# To do
Transcribe the lines of the records starting with the one that has "Transcribe the text in this document." in it and ending with the last, and transcribe nothing else.

Stored records

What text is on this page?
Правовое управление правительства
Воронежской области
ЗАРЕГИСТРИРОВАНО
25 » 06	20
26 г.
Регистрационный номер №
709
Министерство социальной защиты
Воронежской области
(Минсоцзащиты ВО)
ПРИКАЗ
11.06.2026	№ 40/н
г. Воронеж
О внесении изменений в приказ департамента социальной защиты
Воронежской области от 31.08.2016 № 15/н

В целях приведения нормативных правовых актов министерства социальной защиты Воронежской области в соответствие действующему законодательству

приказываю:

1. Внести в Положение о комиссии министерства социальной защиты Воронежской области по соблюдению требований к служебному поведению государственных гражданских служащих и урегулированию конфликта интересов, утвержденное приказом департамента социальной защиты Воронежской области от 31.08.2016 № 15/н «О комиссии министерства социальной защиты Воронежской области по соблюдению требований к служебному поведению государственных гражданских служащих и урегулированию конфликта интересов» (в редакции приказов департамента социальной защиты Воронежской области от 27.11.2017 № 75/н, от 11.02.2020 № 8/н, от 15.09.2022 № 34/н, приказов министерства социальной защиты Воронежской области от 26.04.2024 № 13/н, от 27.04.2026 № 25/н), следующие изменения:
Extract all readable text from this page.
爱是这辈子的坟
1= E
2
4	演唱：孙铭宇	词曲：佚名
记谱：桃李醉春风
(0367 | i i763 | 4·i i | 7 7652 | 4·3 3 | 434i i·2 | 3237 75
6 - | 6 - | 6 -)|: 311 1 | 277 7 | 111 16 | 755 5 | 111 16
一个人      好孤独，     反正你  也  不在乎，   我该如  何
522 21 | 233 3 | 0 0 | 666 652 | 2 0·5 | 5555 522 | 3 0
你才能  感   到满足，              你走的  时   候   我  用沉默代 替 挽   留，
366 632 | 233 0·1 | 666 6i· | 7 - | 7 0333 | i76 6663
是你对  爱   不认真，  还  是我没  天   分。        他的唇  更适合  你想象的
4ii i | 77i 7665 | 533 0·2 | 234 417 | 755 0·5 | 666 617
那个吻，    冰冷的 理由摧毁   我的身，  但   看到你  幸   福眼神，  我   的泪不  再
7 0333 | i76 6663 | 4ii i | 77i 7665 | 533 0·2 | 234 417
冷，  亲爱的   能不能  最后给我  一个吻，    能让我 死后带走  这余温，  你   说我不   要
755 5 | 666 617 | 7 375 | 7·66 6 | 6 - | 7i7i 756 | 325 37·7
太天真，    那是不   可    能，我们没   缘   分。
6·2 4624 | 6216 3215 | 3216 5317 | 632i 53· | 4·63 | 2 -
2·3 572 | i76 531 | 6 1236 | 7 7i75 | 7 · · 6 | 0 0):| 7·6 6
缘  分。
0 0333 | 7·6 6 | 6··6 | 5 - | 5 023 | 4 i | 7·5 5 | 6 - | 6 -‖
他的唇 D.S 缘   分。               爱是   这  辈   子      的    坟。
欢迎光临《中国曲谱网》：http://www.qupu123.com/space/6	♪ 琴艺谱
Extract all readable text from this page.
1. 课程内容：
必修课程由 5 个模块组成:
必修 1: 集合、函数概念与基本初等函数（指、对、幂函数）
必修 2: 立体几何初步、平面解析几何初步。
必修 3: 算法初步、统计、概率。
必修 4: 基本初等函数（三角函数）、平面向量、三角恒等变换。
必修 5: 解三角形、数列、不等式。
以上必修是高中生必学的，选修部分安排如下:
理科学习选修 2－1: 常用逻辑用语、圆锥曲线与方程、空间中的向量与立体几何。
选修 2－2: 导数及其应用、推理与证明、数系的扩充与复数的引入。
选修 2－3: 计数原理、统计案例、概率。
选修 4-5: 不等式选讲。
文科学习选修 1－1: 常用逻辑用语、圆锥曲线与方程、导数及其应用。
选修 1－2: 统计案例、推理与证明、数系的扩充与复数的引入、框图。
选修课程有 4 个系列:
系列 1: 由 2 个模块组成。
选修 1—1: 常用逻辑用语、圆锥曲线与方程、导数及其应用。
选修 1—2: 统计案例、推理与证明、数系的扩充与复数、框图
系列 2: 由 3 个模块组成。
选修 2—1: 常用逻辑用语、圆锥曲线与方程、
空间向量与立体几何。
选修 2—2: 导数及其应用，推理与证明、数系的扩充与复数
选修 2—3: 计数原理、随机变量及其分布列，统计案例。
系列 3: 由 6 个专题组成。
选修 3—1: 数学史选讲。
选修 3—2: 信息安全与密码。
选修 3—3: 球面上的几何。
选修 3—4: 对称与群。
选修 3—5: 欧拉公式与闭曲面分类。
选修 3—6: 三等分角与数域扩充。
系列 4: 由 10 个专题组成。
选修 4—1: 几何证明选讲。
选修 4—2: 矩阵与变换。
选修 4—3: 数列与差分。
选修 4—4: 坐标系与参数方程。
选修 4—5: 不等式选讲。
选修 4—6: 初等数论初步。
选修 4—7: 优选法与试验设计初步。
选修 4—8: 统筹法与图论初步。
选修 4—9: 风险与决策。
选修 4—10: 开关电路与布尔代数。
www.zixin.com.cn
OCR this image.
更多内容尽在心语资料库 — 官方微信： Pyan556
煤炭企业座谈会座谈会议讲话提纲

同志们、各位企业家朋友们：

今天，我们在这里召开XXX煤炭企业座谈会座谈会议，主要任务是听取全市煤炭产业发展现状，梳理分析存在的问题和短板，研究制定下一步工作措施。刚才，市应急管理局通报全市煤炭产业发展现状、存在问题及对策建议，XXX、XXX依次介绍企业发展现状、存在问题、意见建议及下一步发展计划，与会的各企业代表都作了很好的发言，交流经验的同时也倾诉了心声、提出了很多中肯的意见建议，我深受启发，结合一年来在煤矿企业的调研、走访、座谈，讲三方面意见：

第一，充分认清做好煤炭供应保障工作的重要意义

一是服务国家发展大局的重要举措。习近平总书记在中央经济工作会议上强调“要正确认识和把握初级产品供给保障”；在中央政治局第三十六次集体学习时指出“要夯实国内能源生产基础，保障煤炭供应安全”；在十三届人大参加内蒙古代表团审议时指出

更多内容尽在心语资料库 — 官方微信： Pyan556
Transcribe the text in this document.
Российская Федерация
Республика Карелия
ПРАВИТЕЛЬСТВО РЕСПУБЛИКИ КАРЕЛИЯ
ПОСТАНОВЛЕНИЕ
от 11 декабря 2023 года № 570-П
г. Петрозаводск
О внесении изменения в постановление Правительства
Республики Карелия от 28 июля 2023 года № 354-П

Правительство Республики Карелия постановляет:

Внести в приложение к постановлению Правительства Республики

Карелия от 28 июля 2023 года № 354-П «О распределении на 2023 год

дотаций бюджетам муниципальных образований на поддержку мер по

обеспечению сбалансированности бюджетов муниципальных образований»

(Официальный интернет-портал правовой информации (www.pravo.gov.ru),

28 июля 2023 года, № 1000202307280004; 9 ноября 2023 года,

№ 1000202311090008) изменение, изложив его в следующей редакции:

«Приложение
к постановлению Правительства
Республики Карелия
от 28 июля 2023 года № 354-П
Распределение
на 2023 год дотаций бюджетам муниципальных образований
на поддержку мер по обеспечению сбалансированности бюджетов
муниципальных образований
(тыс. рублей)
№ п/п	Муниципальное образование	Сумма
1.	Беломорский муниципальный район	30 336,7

# Solution to this problem
Transcribe the text in this document.
Российская Федерация
Республика Карелия
ПРАВИТЕЛЬСТВО РЕСПУБЛИКИ КАРЕЛИЯ
ПОСТАНОВЛЕНИЕ
от 11 декабря 2023 года № 570-П
г. Петрозаводск
О внесении изменения в постановление Правительства
Республики Карелия от 28 июля 2023 года № 354-П

Правительство Республики Карелия постановляет:

Внести в приложение к постановлению Правительства Республики

Карелия от 28 июля 2023 года № 354-П «О распределении на 2023 год

дотаций бюджетам муниципальных образований на поддержку мер по

обеспечению сбалансированности бюджетов муниципальных образований»

(Официальный интернет-портал правовой информации (www.pravo.gov.ru),

28 июля 2023 года, № 1000202307280004; 9 ноября 2023 года,

№ 1000202311090008) изменение, изложив его в следующей редакции:

«Приложение
к постановлению Правительства
Республики Карелия
от 28 июля 2023 года № 354-П
Распределение
на 2023 год дотаций бюджетам муниципальных образований
на поддержку мер по обеспечению сбалансированности бюджетов
муниципальных образований
(тыс. рублей)
№ п/п	Муниципальное образование	Сумма
1.	Беломорский муниципальный район	30 336,7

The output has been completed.